___ EXCERPTED PASSAGE ___

The report pertains to the impact the demise of the deceased
has on his 12-year-old
daughter and three siblings, all of whom are
secondary victim of the convict’s crime.
[15]
The deceased is one of five siblings who all grew up together in a
closely knit family
brought up by both parents.  Only three of
these siblings remain alive; to
wit
: Ms Irene Davis; Ms Ellen
Boikanyo and Mr Leonard Boikanyo.  The deceased was predeceased
by their third born sister.  The
deceased’s 12-year-old
daughter, who is currently living with her mother, did not take the
death of her father well, even
though the deceased was not very close
to her.  It can however not be disputed that his daughter is
negatively affected by
his death.
[16]
Ms Davis described the feeling of losing her brother in the manner
and circumstances
described above as painful, unexpected, gruesome
and heart breaking.  Ms Boikanyo, who was very close to her
brother, stated
that it took her time to come to terms with his
passing away.  Mr Boikanyo, who had a good relationship with the
deceased,
said that he was hurt to find his brother in such a
horrific state at someone else’s house.  That the deceased
was a
very good and protective uncle to his children with whom the
deceased had a good relationship with.  His children continue
to
miss their uncle.  His wish is for justice to take its course
because they have been robbed of their brother and his niece
is left
without a father.
[17]
In sum, the deceased’s next-of-kin are still grieving the
demise of the deceased
and are still horrified by the facts and
circumstances under which they have lost him.
PERSONAL
CIRCUMSTANCES OF THE CONVICT
:
[18]
The following is common cause with regard to the personal
circumstances of the convict;
to
wit
: He is a 37-year-old
single, unemployed, childless and a first time offender.  He
reported himself immediately to the Police
and handed himself over
after committing the offence and pleaded guilty, which evinces some
remorse on his part.  He took
full responsibility for the
offence and took the Court into his confidence without any waste of
time.

___

WRITTEN PROBLEM 1 :: According to the court excerpt, how many of the deceased's siblings remain alive?

___ INFORMATION GIVEN ___

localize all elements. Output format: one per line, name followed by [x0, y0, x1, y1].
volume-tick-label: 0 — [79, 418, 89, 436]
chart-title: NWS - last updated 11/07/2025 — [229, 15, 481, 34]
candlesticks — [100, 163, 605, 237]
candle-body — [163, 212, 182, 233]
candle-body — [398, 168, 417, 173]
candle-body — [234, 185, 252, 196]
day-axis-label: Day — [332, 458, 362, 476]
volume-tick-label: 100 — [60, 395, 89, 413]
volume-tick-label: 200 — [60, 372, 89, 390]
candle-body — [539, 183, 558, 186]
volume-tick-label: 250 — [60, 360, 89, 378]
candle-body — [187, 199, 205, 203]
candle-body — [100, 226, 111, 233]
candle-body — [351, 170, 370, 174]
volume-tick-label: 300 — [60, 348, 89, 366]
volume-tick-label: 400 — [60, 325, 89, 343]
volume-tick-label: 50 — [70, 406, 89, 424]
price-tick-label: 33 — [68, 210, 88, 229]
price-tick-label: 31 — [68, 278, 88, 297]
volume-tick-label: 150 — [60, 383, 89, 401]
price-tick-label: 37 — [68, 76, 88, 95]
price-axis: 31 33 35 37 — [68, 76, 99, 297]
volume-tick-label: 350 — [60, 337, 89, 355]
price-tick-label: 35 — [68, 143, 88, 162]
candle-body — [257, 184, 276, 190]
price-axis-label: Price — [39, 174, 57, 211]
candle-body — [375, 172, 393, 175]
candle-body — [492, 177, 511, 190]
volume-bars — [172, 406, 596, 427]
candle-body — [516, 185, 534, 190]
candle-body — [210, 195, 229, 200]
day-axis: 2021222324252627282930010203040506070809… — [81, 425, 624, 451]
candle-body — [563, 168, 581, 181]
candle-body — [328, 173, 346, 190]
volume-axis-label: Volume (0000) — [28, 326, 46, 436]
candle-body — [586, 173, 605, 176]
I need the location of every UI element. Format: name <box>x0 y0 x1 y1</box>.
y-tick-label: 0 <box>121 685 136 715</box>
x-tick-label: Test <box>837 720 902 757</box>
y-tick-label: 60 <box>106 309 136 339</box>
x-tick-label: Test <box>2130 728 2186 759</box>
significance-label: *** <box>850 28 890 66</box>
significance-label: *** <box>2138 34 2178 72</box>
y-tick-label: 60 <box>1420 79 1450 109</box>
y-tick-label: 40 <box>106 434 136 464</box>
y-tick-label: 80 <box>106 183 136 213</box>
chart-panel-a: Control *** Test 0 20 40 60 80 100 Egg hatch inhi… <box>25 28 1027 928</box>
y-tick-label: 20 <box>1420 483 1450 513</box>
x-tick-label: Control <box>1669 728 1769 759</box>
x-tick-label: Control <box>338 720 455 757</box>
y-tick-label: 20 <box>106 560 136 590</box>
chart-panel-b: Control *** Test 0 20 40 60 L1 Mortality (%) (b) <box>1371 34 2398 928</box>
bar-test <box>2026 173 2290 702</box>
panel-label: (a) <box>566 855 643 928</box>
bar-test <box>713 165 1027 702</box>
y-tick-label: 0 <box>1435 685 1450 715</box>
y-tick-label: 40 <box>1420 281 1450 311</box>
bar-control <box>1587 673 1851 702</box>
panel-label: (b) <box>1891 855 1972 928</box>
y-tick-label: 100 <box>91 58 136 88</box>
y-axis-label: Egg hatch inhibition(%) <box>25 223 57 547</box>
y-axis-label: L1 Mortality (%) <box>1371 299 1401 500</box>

___

WRITTEN PROBLEM 2 :: Rewrite the records from their start through the line containing "candle-body — [398, 168, 417, 173]", putting "locate" in place of "localize" and leaving everything else unchanged.

RIGHT ANSWER 1 :: Three

RIGHT ANSWER 2 ::
locate all elements. Output format: one per line, name followed by [x0, y0, x1, y1].
volume-tick-label: 0 — [79, 418, 89, 436]
chart-title: NWS - last updated 11/07/2025 — [229, 15, 481, 34]
candlesticks — [100, 163, 605, 237]
candle-body — [163, 212, 182, 233]
candle-body — [398, 168, 417, 173]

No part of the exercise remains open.